* Begin Data for processing *

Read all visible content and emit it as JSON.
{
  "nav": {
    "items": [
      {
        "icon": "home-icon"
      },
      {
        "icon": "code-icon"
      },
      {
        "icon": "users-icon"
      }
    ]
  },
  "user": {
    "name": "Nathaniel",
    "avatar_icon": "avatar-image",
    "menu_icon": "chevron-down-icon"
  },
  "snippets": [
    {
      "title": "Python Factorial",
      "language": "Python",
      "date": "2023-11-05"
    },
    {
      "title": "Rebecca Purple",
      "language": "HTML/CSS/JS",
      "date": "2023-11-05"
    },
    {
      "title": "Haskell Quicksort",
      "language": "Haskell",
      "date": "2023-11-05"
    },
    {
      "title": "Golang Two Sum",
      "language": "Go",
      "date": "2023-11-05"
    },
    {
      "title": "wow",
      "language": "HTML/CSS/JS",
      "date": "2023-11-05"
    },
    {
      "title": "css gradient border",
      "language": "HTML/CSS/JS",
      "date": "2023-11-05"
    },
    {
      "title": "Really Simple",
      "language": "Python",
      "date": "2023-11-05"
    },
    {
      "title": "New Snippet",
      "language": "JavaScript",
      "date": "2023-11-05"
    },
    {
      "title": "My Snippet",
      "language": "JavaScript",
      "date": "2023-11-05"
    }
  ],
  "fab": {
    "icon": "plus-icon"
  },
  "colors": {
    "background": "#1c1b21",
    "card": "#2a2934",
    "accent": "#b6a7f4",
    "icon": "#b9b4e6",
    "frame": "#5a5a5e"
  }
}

* End Data for processing *

▶ _Problem to solve_
Type the material above out again, exactly.

▶ _Result for this exercise_
Read all visible content and emit it as JSON.
{
  "nav": {
    "items": [
      {
        "icon": "home-icon"
      },
      {
        "icon": "code-icon"
      },
      {
        "icon": "users-icon"
      }
    ]
  },
  "user": {
    "name": "Nathaniel",
    "avatar_icon": "avatar-image",
    "menu_icon": "chevron-down-icon"
  },
  "snippets": [
    {
      "title": "Python Factorial",
      "language": "Python",
      "date": "2023-11-05"
    },
    {
      "title": "Rebecca Purple",
      "language": "HTML/CSS/JS",
      "date": "2023-11-05"
    },
    {
      "title": "Haskell Quicksort",
      "language": "Haskell",
      "date": "2023-11-05"
    },
    {
      "title": "Golang Two Sum",
      "language": "Go",
      "date": "2023-11-05"
    },
    {
      "title": "wow",
      "language": "HTML/CSS/JS",
      "date": "2023-11-05"
    },
    {
      "title": "css gradient border",
      "language": "HTML/CSS/JS",
      "date": "2023-11-05"
    },
    {
      "title": "Really Simple",
      "language": "Python",
      "date": "2023-11-05"
    },
    {
      "title": "New Snippet",
      "language": "JavaScript",
      "date": "2023-11-05"
    },
    {
      "title": "My Snippet",
      "language": "JavaScript",
      "date": "2023-11-05"
    }
  ],
  "fab": {
    "icon": "plus-icon"
  },
  "colors": {
    "background": "#1c1b21",
    "card": "#2a2934",
    "accent": "#b6a7f4",
    "icon": "#b9b4e6",
    "frame": "#5a5a5e"
  }
}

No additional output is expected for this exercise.